For the data below, work out how many lines contain the word "JSON" and supply only that number.

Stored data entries

___

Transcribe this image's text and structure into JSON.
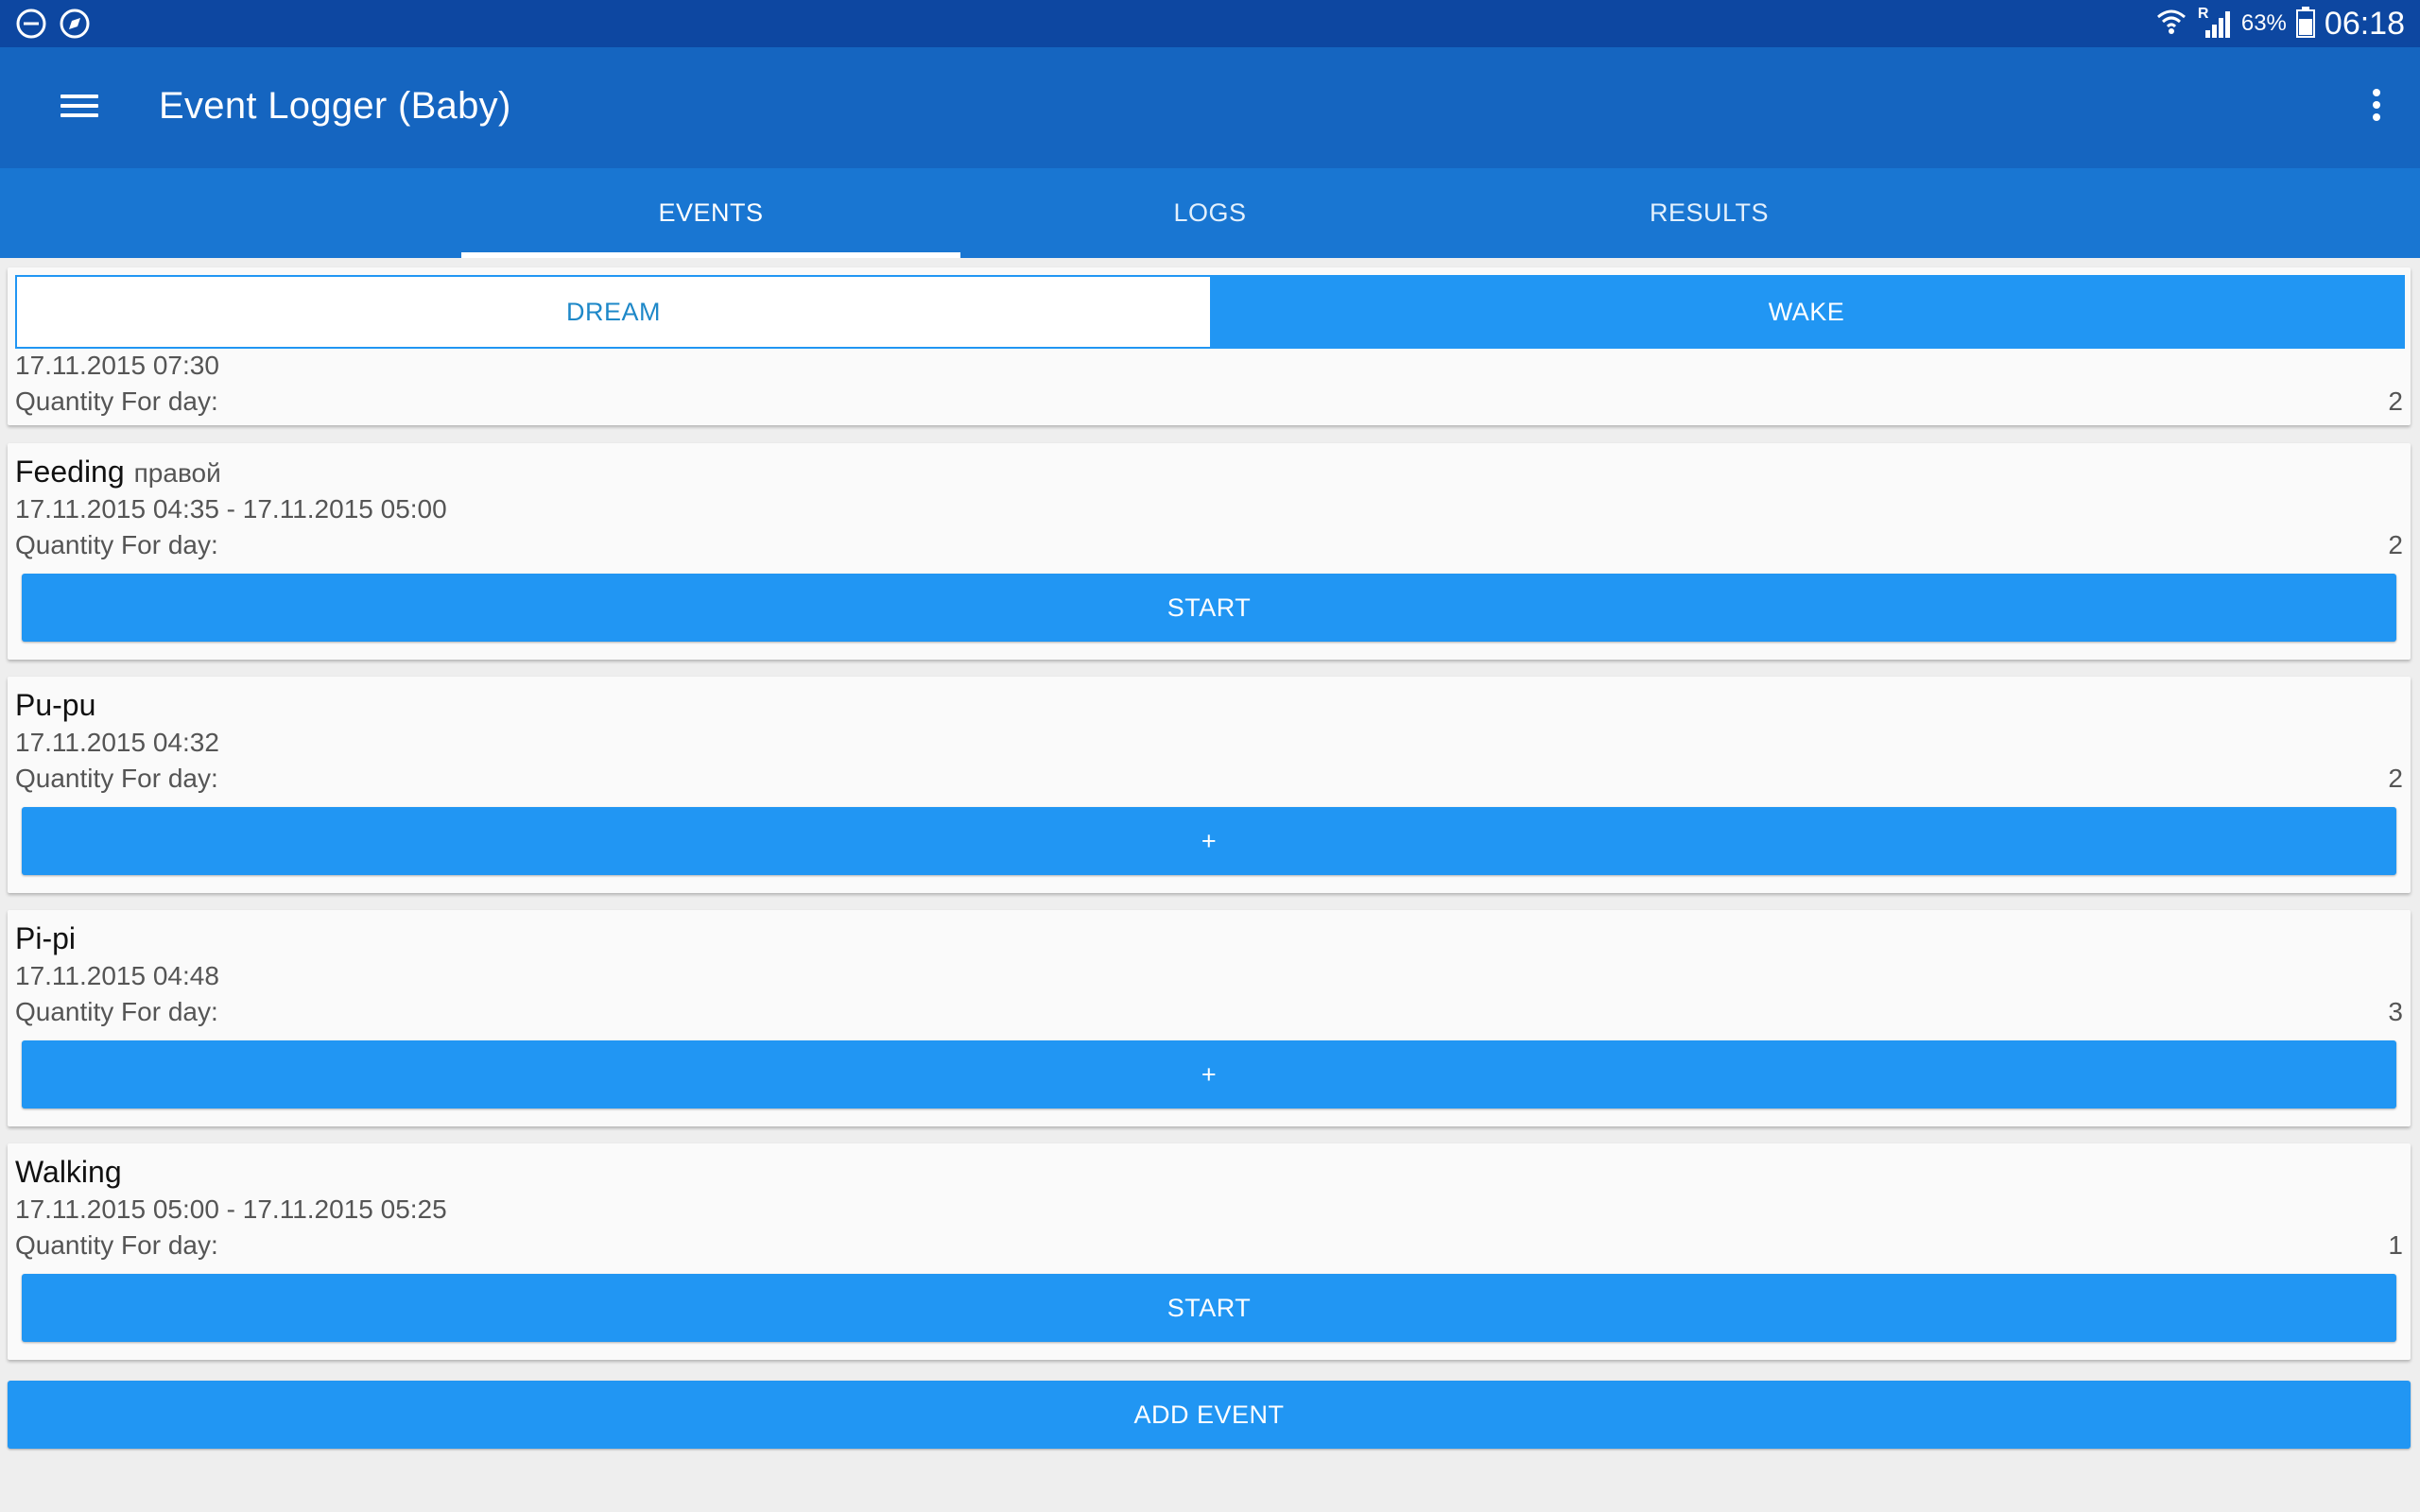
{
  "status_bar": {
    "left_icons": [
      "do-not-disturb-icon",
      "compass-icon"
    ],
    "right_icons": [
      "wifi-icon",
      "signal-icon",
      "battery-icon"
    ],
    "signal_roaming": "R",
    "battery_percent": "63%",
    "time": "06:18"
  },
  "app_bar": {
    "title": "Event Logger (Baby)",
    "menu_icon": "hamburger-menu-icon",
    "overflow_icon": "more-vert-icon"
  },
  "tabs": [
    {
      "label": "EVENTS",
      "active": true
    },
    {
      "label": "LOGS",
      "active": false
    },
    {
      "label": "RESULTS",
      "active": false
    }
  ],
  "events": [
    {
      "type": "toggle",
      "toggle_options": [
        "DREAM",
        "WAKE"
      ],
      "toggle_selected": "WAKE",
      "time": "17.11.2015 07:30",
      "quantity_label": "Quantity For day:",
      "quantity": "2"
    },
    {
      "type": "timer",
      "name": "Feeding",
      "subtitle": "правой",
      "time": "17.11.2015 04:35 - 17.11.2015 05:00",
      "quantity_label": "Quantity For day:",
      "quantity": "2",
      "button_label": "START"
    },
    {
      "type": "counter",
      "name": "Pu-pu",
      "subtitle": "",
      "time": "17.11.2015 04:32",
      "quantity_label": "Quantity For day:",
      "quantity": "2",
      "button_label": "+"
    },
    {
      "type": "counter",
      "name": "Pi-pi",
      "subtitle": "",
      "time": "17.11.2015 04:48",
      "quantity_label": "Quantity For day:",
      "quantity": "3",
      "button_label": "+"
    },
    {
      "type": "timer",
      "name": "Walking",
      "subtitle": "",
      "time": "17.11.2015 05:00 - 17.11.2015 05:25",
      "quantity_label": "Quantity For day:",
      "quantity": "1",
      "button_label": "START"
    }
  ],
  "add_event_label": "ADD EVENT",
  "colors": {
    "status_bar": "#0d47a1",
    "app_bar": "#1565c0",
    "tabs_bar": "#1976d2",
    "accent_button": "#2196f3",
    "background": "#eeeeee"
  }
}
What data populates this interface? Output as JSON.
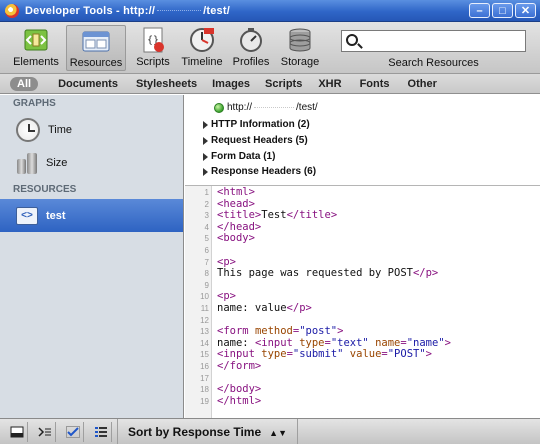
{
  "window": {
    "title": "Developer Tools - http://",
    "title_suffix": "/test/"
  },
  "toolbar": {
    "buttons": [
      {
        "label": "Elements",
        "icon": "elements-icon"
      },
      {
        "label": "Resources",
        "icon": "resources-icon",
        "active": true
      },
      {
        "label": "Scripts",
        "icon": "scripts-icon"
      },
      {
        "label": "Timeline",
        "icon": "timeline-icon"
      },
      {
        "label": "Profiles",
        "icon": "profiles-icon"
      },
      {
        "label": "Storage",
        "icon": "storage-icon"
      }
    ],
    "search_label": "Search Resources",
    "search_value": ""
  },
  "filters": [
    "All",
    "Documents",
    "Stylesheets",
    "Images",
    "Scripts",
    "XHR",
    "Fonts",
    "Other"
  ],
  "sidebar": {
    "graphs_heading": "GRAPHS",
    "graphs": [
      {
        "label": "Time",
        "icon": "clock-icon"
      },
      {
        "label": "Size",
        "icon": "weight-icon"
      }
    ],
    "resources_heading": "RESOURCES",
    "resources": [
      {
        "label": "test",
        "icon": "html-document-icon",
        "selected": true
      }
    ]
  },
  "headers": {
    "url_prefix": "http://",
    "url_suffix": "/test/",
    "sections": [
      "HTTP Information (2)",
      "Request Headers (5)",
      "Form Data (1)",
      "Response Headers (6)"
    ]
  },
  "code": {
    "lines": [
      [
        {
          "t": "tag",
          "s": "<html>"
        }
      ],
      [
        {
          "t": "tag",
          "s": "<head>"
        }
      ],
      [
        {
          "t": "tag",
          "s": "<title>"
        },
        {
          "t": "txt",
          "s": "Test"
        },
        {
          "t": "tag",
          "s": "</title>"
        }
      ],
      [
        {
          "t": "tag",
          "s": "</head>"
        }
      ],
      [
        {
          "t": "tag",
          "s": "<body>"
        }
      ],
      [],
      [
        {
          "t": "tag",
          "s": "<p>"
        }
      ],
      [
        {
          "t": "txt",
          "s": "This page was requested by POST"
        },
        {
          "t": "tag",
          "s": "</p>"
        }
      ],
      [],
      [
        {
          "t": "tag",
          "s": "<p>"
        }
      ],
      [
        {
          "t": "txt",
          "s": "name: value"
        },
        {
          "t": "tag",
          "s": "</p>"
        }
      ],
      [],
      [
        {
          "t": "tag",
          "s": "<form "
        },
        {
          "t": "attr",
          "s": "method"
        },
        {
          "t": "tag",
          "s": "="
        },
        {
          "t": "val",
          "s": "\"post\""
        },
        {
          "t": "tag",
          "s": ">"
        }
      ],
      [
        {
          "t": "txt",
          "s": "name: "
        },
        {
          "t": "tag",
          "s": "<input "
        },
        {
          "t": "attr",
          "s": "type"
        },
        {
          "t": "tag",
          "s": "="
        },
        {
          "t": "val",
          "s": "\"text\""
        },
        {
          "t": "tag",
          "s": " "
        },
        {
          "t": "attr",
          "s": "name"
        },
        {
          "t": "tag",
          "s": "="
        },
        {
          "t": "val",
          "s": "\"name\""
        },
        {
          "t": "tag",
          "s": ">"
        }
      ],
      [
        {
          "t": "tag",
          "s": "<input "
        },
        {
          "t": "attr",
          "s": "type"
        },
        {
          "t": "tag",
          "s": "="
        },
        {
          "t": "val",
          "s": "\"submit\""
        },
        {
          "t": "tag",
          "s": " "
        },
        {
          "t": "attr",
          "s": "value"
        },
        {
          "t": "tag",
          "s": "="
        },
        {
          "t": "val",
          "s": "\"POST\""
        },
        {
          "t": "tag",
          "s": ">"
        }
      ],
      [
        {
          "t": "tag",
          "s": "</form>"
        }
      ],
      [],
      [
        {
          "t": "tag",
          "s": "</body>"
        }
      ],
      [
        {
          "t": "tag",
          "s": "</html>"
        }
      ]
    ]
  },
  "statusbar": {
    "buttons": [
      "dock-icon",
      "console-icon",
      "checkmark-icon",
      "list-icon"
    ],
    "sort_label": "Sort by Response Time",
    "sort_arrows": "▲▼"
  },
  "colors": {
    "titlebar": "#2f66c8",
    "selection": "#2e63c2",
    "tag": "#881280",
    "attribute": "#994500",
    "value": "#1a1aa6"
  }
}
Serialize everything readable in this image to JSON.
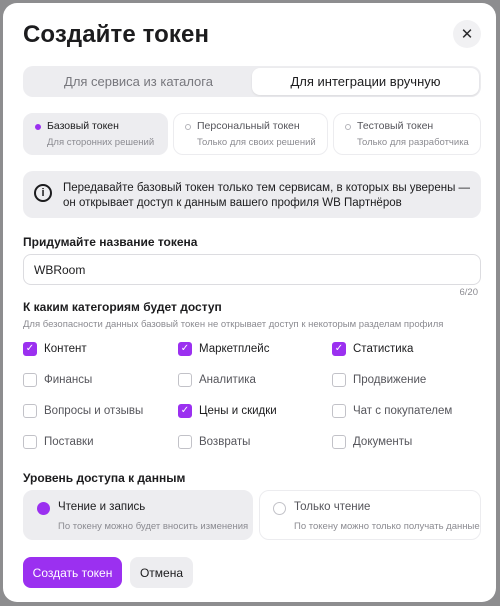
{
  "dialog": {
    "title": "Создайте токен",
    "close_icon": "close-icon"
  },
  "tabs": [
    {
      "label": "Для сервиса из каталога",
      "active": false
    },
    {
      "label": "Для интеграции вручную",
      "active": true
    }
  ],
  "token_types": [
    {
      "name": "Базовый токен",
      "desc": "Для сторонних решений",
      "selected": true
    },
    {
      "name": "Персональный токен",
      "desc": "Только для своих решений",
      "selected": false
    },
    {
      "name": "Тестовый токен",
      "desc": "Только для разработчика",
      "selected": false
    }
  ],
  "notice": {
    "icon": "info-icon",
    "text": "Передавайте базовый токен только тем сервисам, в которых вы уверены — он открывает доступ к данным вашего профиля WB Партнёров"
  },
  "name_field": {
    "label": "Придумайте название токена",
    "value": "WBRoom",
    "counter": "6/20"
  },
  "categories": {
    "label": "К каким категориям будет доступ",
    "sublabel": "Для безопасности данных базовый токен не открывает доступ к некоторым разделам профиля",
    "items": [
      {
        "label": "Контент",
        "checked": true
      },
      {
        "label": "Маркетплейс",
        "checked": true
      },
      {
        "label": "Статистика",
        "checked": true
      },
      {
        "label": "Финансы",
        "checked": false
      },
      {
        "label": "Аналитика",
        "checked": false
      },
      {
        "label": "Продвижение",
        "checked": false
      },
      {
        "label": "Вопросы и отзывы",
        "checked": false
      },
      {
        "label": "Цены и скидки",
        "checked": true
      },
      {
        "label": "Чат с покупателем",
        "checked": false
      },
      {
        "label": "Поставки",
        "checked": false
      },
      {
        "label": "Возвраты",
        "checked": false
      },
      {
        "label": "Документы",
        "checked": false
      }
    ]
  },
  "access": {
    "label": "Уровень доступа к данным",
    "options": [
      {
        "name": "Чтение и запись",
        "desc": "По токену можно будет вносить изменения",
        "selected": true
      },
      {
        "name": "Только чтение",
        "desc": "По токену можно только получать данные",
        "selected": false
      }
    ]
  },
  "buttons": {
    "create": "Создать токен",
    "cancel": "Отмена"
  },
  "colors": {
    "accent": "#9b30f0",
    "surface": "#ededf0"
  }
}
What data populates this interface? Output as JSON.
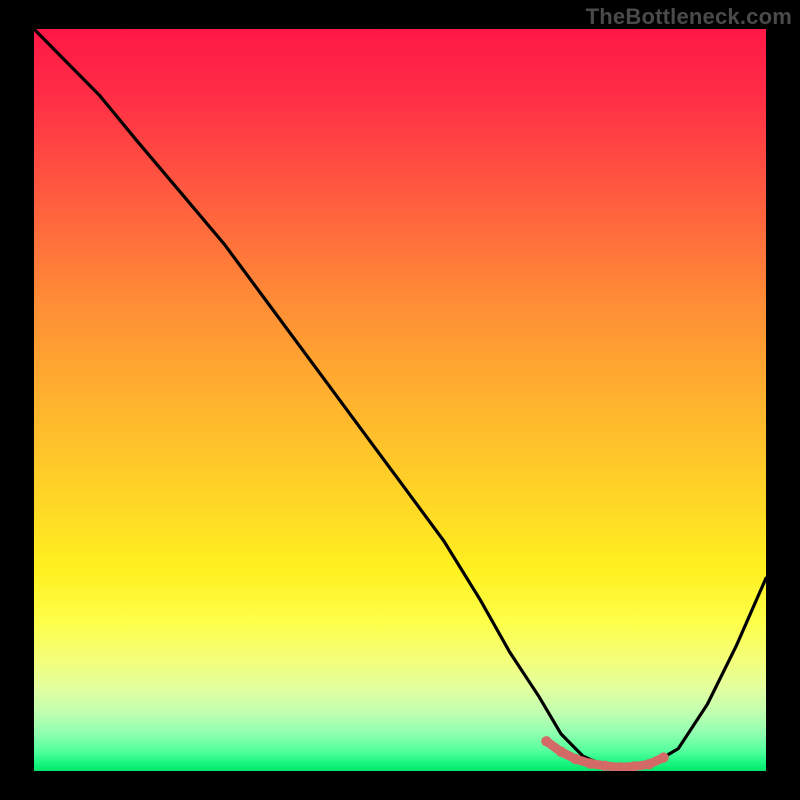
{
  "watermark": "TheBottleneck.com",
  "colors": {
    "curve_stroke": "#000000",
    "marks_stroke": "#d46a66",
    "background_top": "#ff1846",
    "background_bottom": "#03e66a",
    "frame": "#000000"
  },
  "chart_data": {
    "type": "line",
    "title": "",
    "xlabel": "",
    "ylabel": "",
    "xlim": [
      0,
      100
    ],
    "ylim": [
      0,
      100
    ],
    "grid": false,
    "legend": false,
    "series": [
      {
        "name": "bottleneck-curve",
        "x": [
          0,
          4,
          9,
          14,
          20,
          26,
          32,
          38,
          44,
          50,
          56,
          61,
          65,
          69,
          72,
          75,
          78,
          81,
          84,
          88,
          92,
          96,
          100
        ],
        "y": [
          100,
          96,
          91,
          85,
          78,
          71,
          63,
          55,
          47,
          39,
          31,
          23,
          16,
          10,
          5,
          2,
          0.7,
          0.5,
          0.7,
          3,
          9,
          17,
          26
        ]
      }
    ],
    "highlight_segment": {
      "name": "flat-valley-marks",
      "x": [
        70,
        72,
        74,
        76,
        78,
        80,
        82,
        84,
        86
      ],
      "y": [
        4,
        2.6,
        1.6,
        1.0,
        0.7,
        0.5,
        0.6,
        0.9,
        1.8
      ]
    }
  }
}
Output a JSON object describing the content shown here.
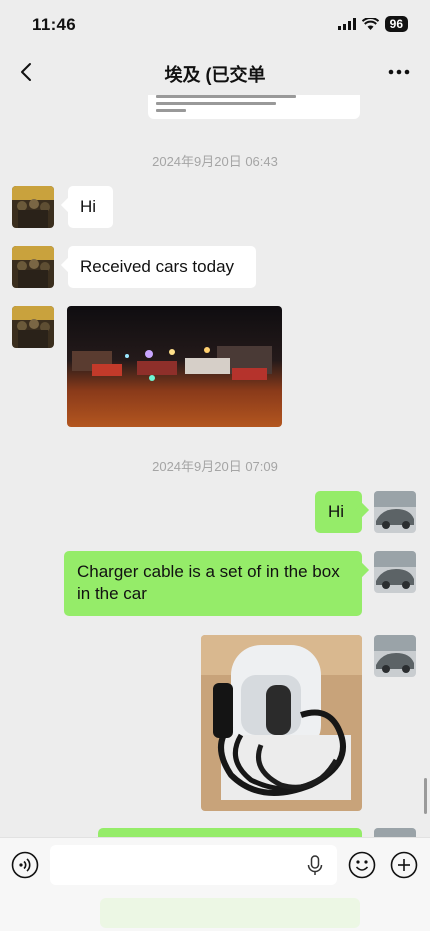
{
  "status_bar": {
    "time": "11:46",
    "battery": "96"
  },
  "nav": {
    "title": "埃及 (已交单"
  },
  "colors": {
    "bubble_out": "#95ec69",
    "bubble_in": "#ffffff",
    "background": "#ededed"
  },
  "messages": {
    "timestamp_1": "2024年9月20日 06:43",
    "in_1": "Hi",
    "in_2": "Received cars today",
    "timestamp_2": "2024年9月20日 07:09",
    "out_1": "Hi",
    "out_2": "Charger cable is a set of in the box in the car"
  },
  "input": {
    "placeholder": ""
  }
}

___

RIGHT ANSWER
5